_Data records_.

/---

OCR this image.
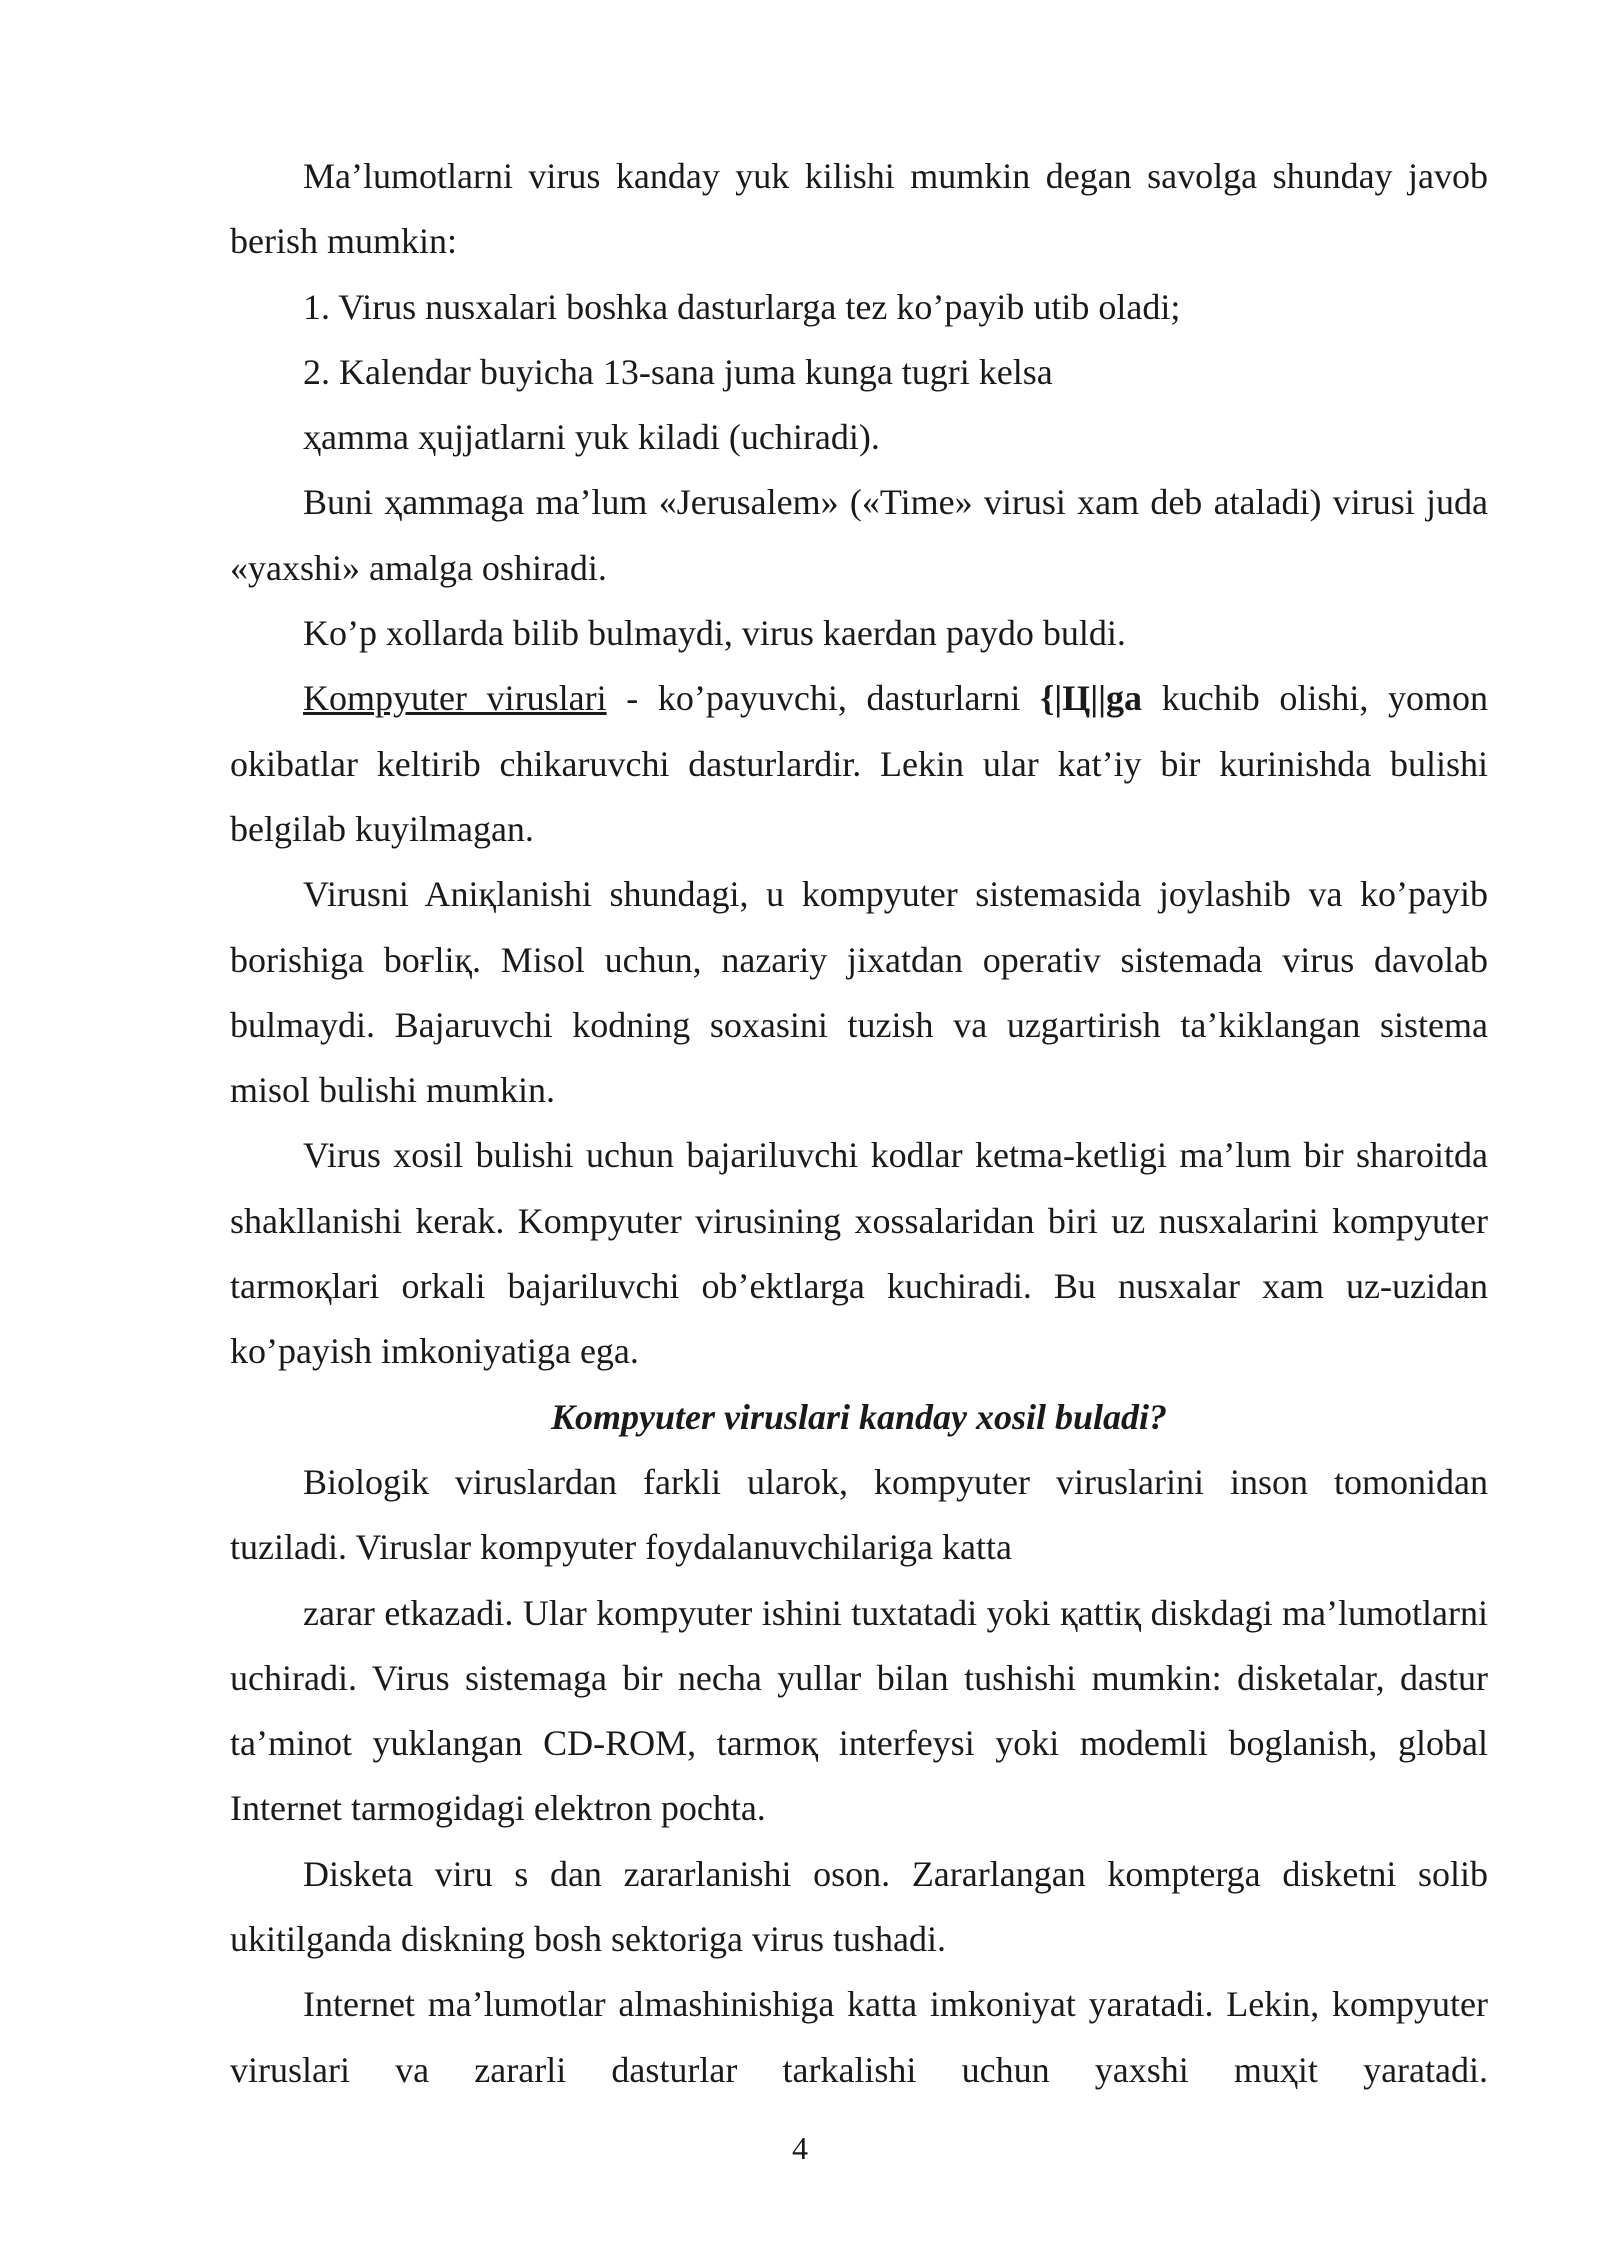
Ma’lumotlarni virus kanday yuk kilishi mumkin degan savolga shunday javob berish mumkin:

1. Virus nusxalari boshka dasturlarga tez ko’payib utib oladi;

2. Kalendar buyicha 13-sana juma kunga tugri kelsa

ҳamma ҳujjatlarni yuk kiladi (uchiradi).

Buni ҳammaga ma’lum «Jerusalem» («Time» virusi xam deb ataladi) virusi juda «yaxshi» amalga oshiradi.

Ko’p xollarda bilib bulmaydi, virus kaerdan paydo buldi.

Kompyuter viruslari - ko’payuvchi, dasturlarni {|Ц||ga kuchib olishi, yomon okibatlar keltirib chikaruvchi dasturlardir. Lekin ular kat’iy bir kurinishda bulishi belgilab kuyilmagan.

Virusni Aniқlanishi shundagi, u kompyuter sistemasida joylashib va ko’payib borishiga boғliқ. Misol uchun, nazariy jixatdan operativ sistemada virus davolab bulmaydi. Bajaruvchi kodning soxasini tuzish va uzgartirish ta’kiklangan sistema misol bulishi mumkin.

Virus xosil bulishi uchun bajariluvchi kodlar ketma-ketligi ma’lum bir sharoitda shakllanishi kerak. Kompyuter virusining xossalaridan biri uz nusxalarini kompyuter tarmoқlari orkali bajariluvchi ob’ektlarga kuchiradi. Bu nusxalar xam uz-uzidan ko’payish imkoniyatiga ega.

Kompyuter viruslari kanday xosil buladi?

Biologik viruslardan farkli ularok, kompyuter viruslarini inson tomonidan tuziladi. Viruslar kompyuter foydalanuvchilariga katta

zarar etkazadi. Ular kompyuter ishini tuxtatadi yoki қattiқ diskdagi ma’lumotlarni uchiradi. Virus sistemaga bir necha yullar bilan tushishi mumkin: disketalar, dastur ta’minot yuklangan CD-ROM, tarmoқ interfeysi yoki modemli boglanish, global Internet tarmogidagi elektron pochta.

Disketa viru s dan zararlanishi oson. Zararlangan kompterga disketni solib ukitilganda diskning bosh sektoriga virus tushadi.

Internet ma’lumotlar almashinishiga katta imkoniyat yaratadi. Lekin, kompyuter viruslari va zararli dasturlar tarkalishi uchun yaxshi muҳit yaratadi.

4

\---

_Task directions_. In your copy of the records above, include no pictures and match every line exactly.

_Response_.
OCR this image.
Ma’lumotlarni virus kanday yuk kilishi mumkin degan savolga shunday javob berish mumkin:

1. Virus nusxalari boshka dasturlarga tez ko’payib utib oladi;

2. Kalendar buyicha 13-sana juma kunga tugri kelsa

ҳamma ҳujjatlarni yuk kiladi (uchiradi).

Buni ҳammaga ma’lum «Jerusalem» («Time» virusi xam deb ataladi) virusi juda «yaxshi» amalga oshiradi.

Ko’p xollarda bilib bulmaydi, virus kaerdan paydo buldi.

Kompyuter viruslari - ko’payuvchi, dasturlarni {|Ц||ga kuchib olishi, yomon okibatlar keltirib chikaruvchi dasturlardir. Lekin ular kat’iy bir kurinishda bulishi belgilab kuyilmagan.

Virusni Aniқlanishi shundagi, u kompyuter sistemasida joylashib va ko’payib borishiga boғliқ. Misol uchun, nazariy jixatdan operativ sistemada virus davolab bulmaydi. Bajaruvchi kodning soxasini tuzish va uzgartirish ta’kiklangan sistema misol bulishi mumkin.

Virus xosil bulishi uchun bajariluvchi kodlar ketma-ketligi ma’lum bir sharoitda shakllanishi kerak. Kompyuter virusining xossalaridan biri uz nusxalarini kompyuter tarmoқlari orkali bajariluvchi ob’ektlarga kuchiradi. Bu nusxalar xam uz-uzidan ko’payish imkoniyatiga ega.

Kompyuter viruslari kanday xosil buladi?

Biologik viruslardan farkli ularok, kompyuter viruslarini inson tomonidan tuziladi. Viruslar kompyuter foydalanuvchilariga katta

zarar etkazadi. Ular kompyuter ishini tuxtatadi yoki қattiқ diskdagi ma’lumotlarni uchiradi. Virus sistemaga bir necha yullar bilan tushishi mumkin: disketalar, dastur ta’minot yuklangan CD-ROM, tarmoқ interfeysi yoki modemli boglanish, global Internet tarmogidagi elektron pochta.

Disketa viru s dan zararlanishi oson. Zararlangan kompterga disketni solib ukitilganda diskning bosh sektoriga virus tushadi.

Internet ma’lumotlar almashinishiga katta imkoniyat yaratadi. Lekin, kompyuter viruslari va zararli dasturlar tarkalishi uchun yaxshi muҳit yaratadi.

4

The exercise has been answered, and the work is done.